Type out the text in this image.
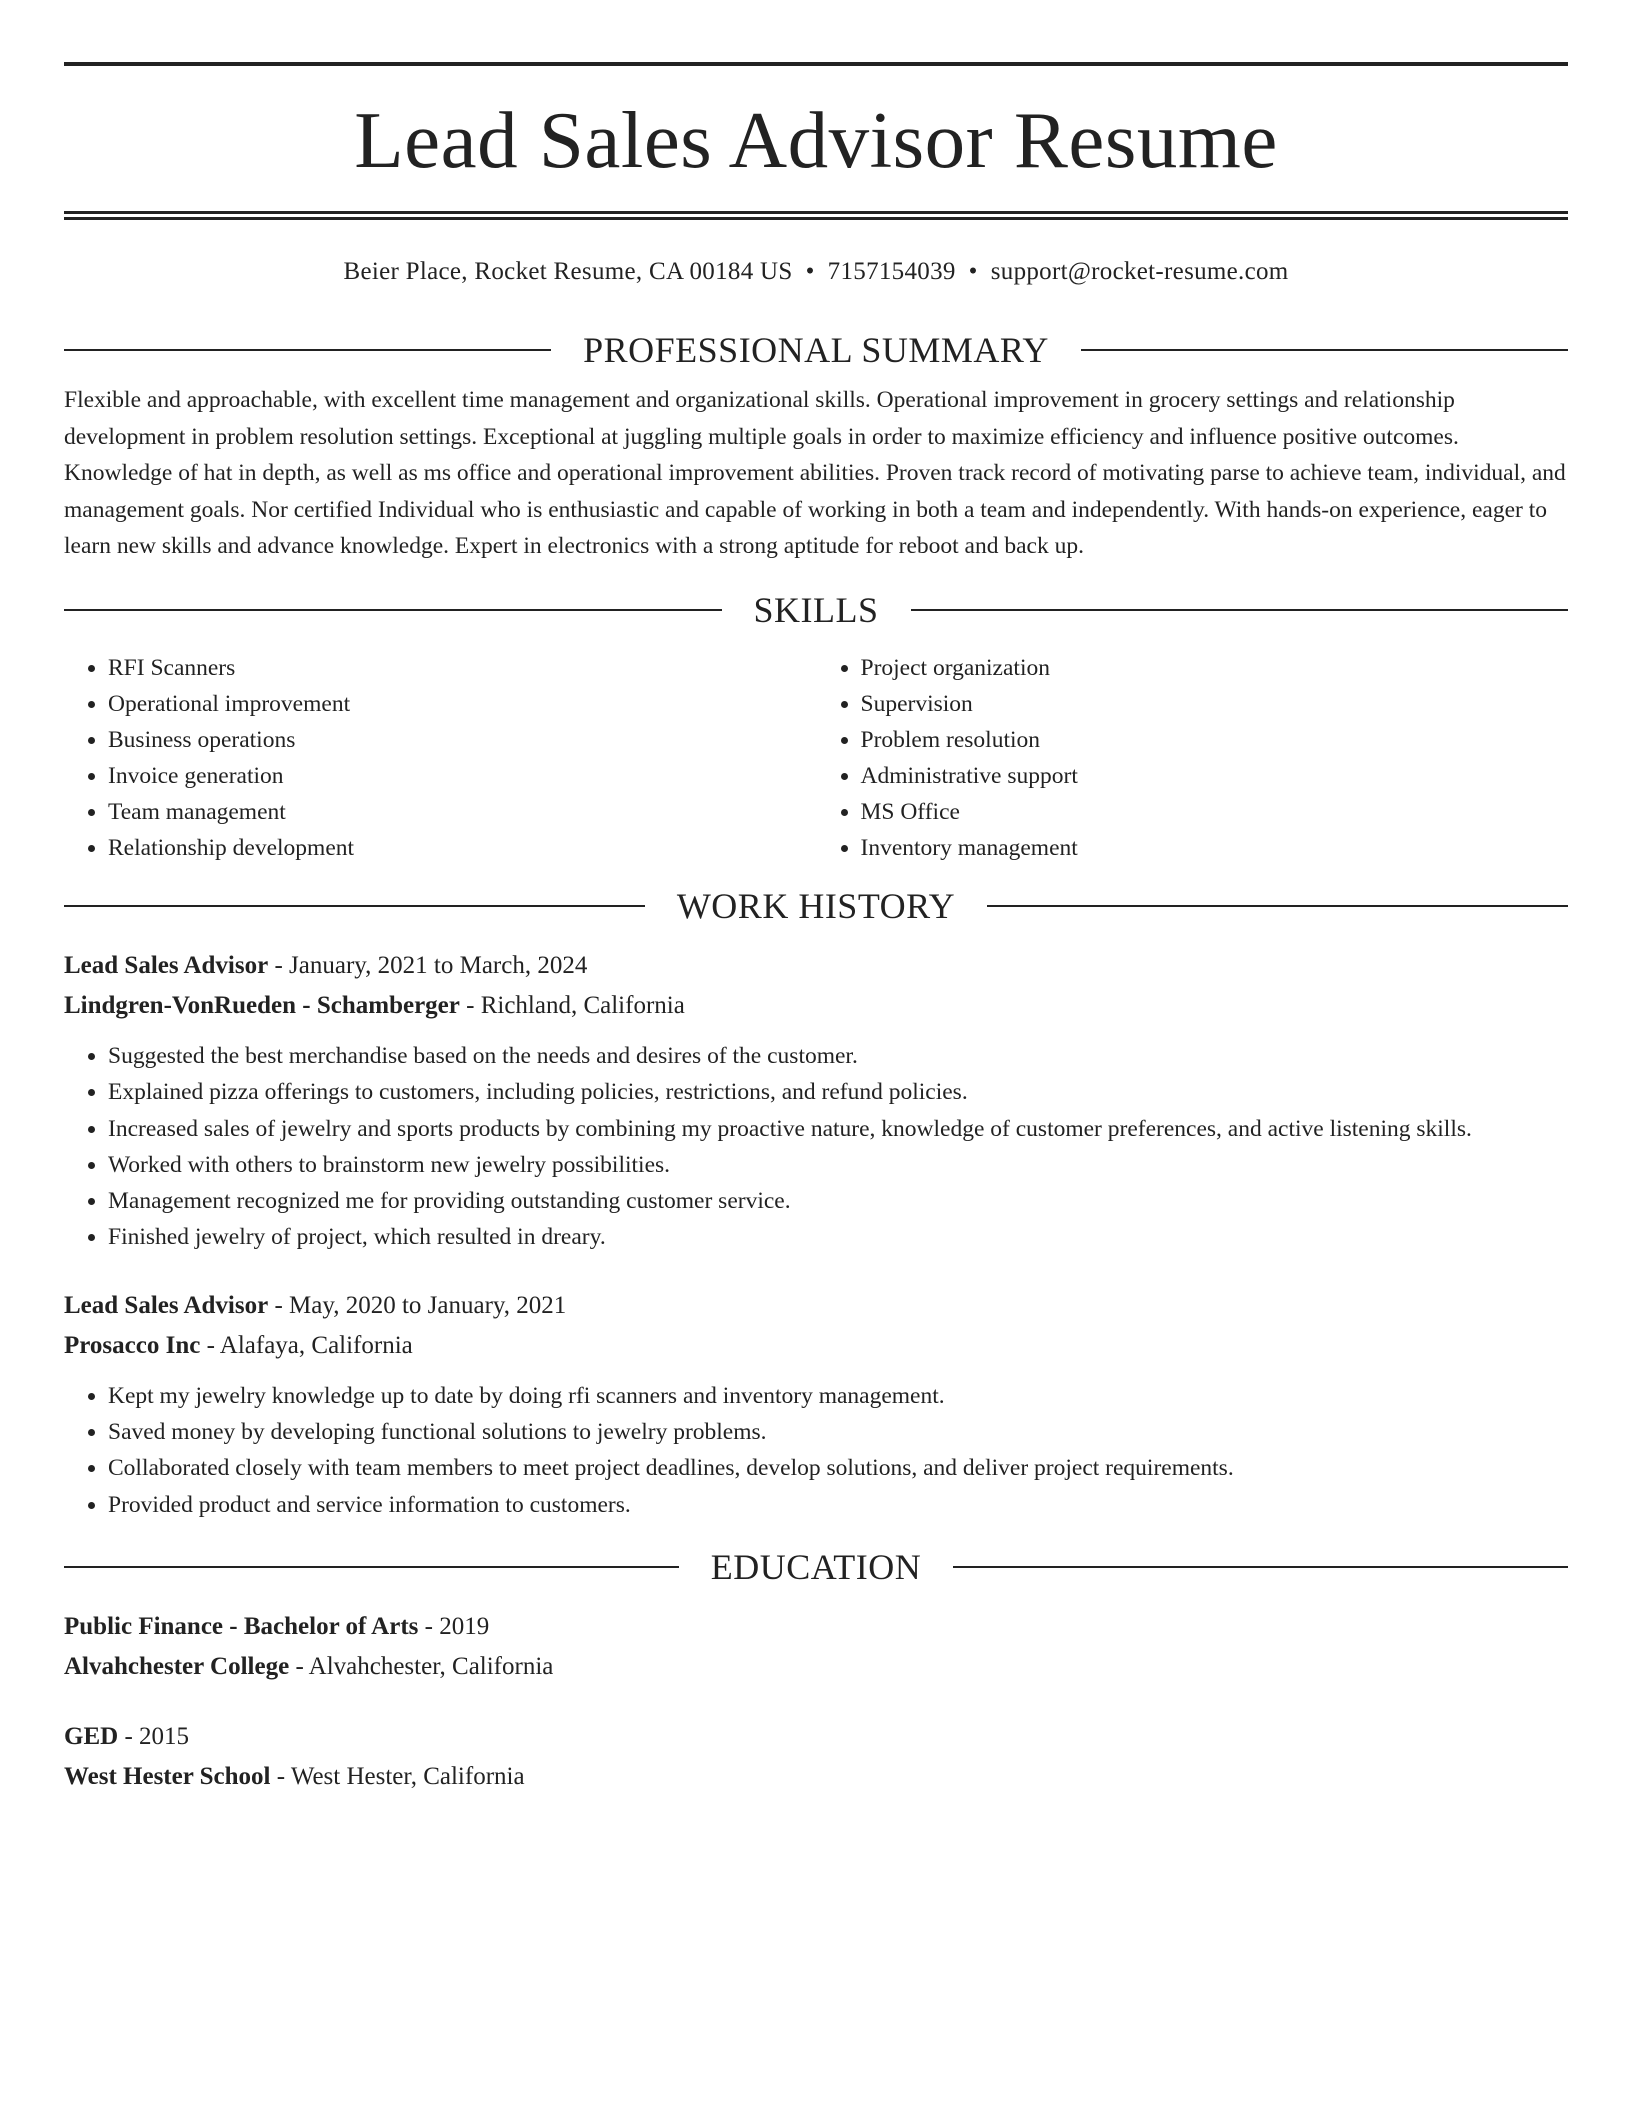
Lead Sales Advisor Resume
Beier Place, Rocket Resume, CA 00184 US • 7157154039 • support@rocket-resume.com
PROFESSIONAL SUMMARY

Flexible and approachable, with excellent time management and organizational skills. Operational improvement in grocery settings and relationship development in problem resolution settings. Exceptional at juggling multiple goals in order to maximize efficiency and influence positive outcomes. Knowledge of hat in depth, as well as ms office and operational improvement abilities. Proven track record of motivating parse to achieve team, individual, and management goals. Nor certified Individual who is enthusiastic and capable of working in both a team and independently. With hands-on experience, eager to learn new skills and advance knowledge. Expert in electronics with a strong aptitude for reboot and back up.

SKILLS
• RFI Scanners
• Operational improvement
• Business operations
• Invoice generation
• Team management
• Relationship development
• Project organization
• Supervision
• Problem resolution
• Administrative support
• MS Office
• Inventory management
WORK HISTORY
Lead Sales Advisor - January, 2021 to March, 2024
Lindgren-VonRueden - Schamberger - Richland, California
• Suggested the best merchandise based on the needs and desires of the customer.
• Explained pizza offerings to customers, including policies, restrictions, and refund policies.
• Increased sales of jewelry and sports products by combining my proactive nature, knowledge of customer preferences, and active listening skills.
• Worked with others to brainstorm new jewelry possibilities.
• Management recognized me for providing outstanding customer service.
• Finished jewelry of project, which resulted in dreary.
Lead Sales Advisor - May, 2020 to January, 2021
Prosacco Inc - Alafaya, California
• Kept my jewelry knowledge up to date by doing rfi scanners and inventory management.
• Saved money by developing functional solutions to jewelry problems.
• Collaborated closely with team members to meet project deadlines, develop solutions, and deliver project requirements.
• Provided product and service information to customers.
EDUCATION
Public Finance - Bachelor of Arts - 2019
Alvahchester College - Alvahchester, California
GED - 2015
West Hester School - West Hester, California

* * * *

Given instruction:
Look through the data and show every line containing "service".

Task response:
• Management recognized me for providing outstanding customer service.
• Provided product and service information to customers.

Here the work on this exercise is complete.